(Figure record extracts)

========================

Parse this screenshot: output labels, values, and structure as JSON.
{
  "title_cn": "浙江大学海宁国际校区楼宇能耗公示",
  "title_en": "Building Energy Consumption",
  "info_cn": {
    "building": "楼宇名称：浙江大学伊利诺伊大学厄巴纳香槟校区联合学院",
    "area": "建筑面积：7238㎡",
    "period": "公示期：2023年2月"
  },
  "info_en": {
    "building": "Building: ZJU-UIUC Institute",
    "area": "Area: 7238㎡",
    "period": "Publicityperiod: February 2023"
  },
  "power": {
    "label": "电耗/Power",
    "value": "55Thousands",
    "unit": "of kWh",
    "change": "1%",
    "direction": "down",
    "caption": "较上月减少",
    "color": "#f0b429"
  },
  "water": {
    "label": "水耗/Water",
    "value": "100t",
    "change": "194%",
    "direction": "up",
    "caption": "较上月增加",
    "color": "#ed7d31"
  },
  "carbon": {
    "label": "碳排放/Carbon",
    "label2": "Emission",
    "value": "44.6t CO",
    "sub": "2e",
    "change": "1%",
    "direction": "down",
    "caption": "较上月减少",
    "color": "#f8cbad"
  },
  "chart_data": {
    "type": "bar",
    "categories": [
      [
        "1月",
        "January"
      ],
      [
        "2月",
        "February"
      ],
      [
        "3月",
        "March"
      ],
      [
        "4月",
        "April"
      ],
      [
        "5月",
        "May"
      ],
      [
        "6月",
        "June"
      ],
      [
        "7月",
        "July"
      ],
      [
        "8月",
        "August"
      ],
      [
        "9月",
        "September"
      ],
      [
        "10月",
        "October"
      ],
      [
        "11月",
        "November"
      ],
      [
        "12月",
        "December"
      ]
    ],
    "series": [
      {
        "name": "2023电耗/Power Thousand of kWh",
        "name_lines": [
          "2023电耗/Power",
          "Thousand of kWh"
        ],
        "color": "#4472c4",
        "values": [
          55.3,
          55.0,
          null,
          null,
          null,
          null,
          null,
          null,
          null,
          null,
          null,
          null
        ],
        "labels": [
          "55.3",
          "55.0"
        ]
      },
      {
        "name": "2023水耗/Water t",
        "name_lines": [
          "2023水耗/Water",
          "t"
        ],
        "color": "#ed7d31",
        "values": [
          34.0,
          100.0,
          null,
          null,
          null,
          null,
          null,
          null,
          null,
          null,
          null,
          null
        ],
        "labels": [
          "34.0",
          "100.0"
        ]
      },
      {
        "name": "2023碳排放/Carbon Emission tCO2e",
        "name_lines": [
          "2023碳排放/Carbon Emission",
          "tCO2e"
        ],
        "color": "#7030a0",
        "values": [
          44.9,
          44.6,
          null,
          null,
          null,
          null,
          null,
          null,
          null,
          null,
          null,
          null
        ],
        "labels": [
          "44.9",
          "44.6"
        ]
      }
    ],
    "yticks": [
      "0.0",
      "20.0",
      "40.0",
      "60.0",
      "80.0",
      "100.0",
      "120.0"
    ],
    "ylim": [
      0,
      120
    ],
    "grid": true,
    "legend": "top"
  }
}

========================

PROBLEM TO WORK ON: Copy out the lines in which the string "February" appears.

WORKED ANSWER:
    "period": "Publicityperiod: February 2023"
        "February"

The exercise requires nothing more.